WRITTEN TASK →
Extract every line that contains the word "name".

GIVEN DATA →
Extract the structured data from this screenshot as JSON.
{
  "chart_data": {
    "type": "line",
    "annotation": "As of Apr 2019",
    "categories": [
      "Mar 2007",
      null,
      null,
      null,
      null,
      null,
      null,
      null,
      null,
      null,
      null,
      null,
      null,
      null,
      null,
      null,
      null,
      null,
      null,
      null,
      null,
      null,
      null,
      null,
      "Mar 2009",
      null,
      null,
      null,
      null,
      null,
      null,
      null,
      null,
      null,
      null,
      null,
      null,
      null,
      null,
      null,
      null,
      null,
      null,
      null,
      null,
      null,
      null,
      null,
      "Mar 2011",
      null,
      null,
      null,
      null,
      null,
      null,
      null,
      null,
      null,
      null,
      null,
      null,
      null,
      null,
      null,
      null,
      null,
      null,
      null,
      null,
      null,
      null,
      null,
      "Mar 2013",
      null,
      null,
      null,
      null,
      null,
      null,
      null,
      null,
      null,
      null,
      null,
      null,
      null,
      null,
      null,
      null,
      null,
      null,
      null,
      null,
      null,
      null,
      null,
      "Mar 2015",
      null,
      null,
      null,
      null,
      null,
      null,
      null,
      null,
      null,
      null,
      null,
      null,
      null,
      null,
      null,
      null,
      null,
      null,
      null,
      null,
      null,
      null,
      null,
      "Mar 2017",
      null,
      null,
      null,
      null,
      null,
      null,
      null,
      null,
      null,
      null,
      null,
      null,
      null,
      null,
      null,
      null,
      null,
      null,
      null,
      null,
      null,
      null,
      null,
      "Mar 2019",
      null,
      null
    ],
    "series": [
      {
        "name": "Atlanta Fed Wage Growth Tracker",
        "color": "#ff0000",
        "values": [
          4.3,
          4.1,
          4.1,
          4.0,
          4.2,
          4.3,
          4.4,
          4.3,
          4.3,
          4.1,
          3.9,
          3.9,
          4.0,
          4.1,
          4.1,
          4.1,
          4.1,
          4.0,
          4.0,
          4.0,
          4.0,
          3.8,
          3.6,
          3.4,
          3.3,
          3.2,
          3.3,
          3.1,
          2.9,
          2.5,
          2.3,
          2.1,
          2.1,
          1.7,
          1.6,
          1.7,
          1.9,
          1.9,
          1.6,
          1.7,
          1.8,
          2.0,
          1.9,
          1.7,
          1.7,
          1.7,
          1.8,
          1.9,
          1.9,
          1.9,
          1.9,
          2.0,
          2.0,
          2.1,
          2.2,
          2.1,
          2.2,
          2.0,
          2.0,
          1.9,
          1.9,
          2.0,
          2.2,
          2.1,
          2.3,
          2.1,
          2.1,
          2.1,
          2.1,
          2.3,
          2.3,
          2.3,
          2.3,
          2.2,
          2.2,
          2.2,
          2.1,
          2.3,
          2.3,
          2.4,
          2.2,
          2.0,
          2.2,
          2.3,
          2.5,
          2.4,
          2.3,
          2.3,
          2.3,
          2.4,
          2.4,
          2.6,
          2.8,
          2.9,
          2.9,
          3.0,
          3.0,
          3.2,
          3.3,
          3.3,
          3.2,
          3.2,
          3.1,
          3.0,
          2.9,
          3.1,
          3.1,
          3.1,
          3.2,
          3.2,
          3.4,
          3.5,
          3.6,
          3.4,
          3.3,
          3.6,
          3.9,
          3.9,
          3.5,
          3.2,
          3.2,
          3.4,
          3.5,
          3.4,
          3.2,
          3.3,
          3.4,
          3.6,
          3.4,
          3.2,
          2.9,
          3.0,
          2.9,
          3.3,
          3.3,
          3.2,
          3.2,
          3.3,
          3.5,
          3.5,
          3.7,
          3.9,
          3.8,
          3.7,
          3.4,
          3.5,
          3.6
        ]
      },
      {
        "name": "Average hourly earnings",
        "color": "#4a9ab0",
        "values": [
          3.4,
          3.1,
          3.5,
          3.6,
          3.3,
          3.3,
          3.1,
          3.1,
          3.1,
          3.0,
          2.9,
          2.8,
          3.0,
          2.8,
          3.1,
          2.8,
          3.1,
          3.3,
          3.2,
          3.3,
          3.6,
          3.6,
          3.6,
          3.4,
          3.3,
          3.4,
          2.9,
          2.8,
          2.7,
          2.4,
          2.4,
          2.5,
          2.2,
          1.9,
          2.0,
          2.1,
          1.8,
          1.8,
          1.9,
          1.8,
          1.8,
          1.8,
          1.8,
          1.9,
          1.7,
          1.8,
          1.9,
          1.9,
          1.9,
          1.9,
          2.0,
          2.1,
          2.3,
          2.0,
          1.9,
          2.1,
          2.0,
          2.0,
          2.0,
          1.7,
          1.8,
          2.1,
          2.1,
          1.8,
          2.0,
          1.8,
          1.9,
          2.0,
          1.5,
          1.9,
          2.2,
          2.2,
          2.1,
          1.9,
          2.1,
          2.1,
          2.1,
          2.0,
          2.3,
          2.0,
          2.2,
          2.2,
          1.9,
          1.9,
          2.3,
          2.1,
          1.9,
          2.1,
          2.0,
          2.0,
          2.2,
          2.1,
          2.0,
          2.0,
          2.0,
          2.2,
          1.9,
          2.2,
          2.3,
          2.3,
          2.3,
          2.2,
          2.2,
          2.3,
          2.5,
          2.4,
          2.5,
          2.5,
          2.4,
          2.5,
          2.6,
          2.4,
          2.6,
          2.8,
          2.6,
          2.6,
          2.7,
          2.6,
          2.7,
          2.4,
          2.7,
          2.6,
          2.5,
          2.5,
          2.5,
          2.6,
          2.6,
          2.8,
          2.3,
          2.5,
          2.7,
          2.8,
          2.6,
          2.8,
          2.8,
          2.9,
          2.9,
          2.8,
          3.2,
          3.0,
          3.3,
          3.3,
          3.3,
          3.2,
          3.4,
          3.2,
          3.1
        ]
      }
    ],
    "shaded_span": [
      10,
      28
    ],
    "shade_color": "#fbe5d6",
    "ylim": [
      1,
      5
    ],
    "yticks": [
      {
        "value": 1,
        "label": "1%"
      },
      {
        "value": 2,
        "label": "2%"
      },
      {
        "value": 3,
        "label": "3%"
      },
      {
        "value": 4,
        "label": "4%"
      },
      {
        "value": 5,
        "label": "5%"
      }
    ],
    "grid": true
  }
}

OUTPUT OF THE EXERCISE →
        "name": "Atlanta Fed Wage Growth Tracker",
        "name": "Average hourly earnings",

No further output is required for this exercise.